**The task:**
The exercise asks you to copy every line below in which "policy" appears.

Saved data entries:
::::

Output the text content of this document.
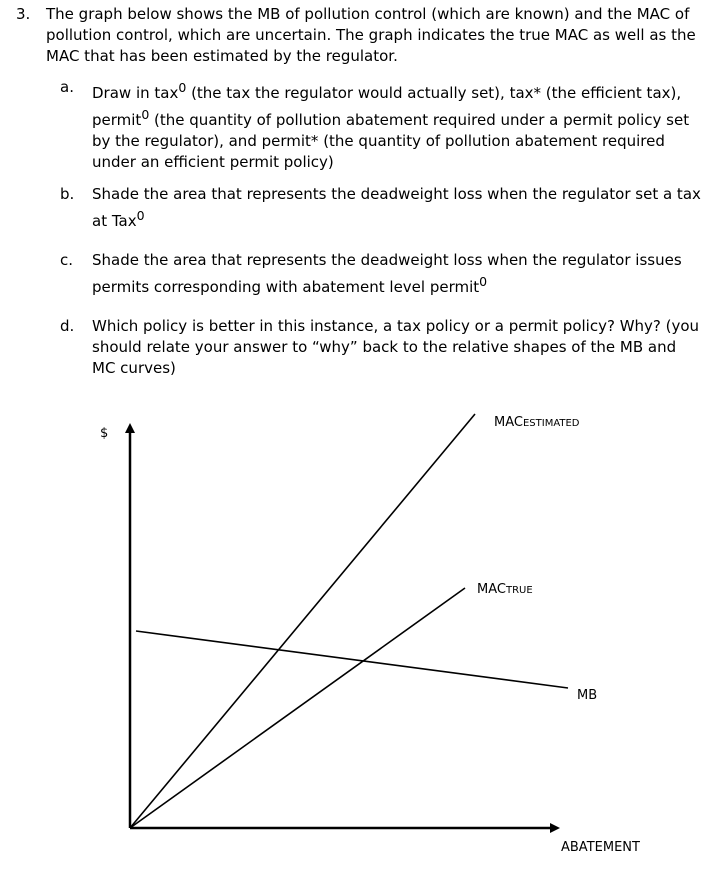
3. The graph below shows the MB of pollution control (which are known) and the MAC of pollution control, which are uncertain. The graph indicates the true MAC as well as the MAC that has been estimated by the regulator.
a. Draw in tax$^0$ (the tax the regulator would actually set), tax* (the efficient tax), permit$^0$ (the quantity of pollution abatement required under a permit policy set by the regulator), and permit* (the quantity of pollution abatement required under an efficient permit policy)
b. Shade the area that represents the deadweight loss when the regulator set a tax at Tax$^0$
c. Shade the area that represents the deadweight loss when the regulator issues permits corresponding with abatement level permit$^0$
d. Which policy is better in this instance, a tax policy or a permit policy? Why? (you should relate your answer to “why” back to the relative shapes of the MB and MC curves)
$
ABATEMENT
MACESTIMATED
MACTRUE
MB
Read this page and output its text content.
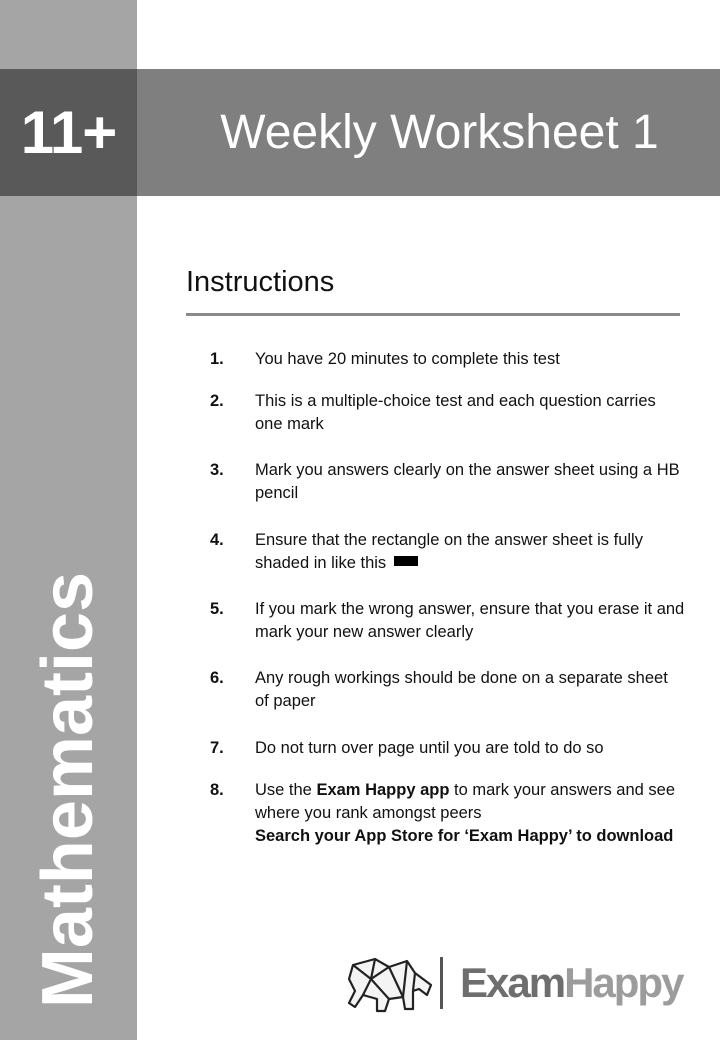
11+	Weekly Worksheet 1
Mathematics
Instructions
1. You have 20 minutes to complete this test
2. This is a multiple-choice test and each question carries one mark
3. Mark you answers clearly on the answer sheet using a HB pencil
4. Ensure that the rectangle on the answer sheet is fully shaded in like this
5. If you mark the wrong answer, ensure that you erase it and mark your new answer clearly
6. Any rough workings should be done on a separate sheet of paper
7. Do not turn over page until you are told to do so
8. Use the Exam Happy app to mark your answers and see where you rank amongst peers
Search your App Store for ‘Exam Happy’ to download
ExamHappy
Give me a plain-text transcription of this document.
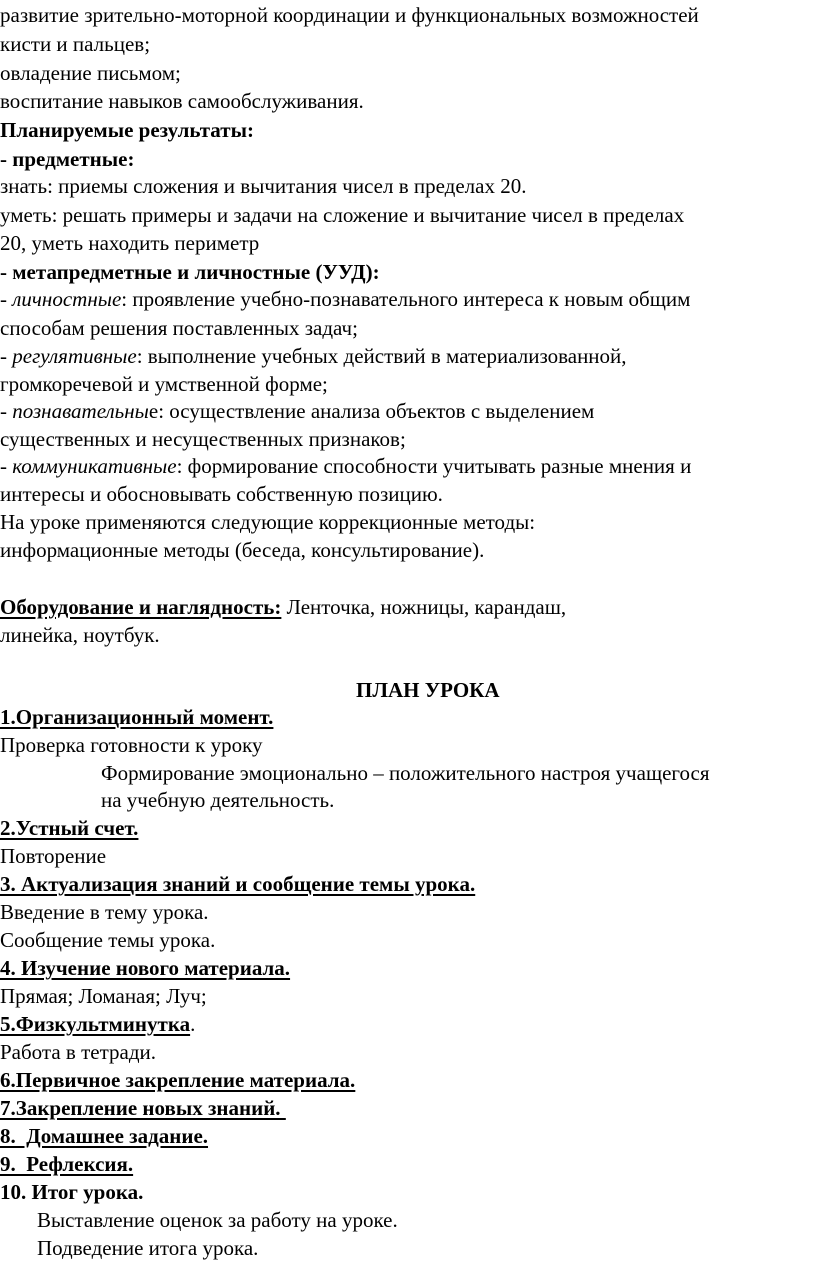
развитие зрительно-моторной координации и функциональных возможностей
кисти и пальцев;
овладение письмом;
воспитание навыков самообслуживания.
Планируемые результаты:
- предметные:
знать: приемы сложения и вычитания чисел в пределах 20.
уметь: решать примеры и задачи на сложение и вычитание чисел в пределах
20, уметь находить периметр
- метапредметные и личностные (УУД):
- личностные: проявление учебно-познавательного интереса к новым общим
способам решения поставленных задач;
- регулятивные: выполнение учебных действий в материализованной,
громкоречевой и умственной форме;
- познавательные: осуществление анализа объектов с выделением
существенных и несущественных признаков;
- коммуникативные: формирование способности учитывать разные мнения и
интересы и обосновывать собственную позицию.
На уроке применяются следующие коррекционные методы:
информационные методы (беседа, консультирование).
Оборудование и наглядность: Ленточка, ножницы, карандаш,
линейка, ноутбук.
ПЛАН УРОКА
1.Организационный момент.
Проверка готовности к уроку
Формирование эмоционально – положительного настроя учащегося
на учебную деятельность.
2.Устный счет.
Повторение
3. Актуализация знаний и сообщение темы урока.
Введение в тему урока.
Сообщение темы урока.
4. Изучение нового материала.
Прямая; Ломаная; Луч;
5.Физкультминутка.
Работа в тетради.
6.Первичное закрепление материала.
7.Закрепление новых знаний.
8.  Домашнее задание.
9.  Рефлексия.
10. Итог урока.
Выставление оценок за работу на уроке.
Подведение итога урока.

::::

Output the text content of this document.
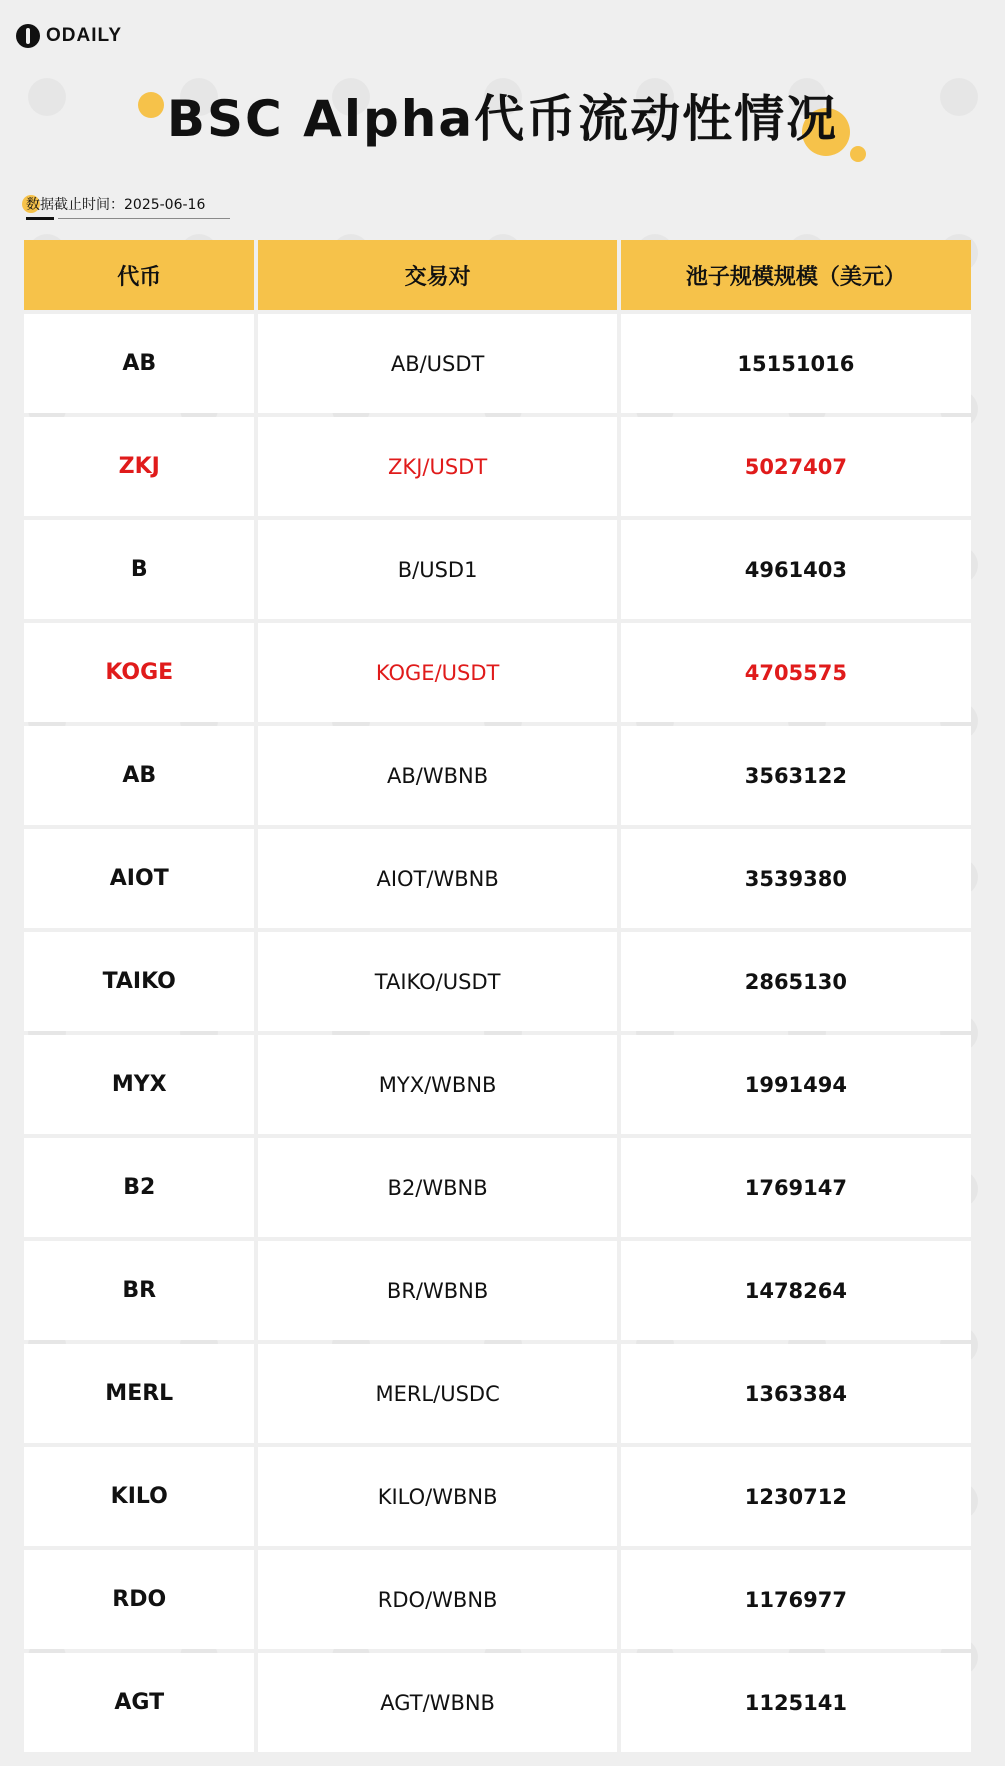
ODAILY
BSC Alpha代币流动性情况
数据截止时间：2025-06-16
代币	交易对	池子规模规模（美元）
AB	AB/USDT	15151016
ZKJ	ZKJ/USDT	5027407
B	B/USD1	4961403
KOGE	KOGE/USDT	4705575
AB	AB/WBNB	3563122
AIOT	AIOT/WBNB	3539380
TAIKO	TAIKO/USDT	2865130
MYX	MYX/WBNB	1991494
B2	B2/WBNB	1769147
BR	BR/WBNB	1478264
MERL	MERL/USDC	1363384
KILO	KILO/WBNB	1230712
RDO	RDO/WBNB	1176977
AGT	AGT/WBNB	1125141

::::

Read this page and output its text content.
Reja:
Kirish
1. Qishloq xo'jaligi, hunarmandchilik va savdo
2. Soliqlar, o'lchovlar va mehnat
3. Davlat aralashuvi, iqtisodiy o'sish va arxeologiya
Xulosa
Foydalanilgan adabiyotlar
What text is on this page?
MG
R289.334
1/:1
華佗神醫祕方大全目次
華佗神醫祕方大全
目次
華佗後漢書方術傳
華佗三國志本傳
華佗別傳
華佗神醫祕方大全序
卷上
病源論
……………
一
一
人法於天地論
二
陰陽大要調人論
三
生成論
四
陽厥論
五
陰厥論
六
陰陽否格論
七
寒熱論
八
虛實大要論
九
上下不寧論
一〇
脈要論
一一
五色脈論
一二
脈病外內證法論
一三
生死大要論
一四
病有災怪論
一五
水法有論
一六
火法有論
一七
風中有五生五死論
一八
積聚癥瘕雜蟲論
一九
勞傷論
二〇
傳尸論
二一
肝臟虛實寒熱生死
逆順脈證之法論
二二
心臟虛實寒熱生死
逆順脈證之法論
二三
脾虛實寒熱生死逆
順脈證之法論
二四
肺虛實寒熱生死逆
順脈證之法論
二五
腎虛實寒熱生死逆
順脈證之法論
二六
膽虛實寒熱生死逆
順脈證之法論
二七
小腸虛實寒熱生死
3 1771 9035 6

::::

**Finished answer:**
a. Draw in tax$^0$ (the tax the regulator would actually set), tax* (the efficient tax), permit$^0$ (the quantity of pollution abatement required under a permit policy set by the regulator), and permit* (the quantity of pollution abatement required under an efficient permit policy)
d. Which policy is better in this instance, a tax policy or a permit policy? Why? (you should relate your answer to “why” back to the relative shapes of the MB and MC curves)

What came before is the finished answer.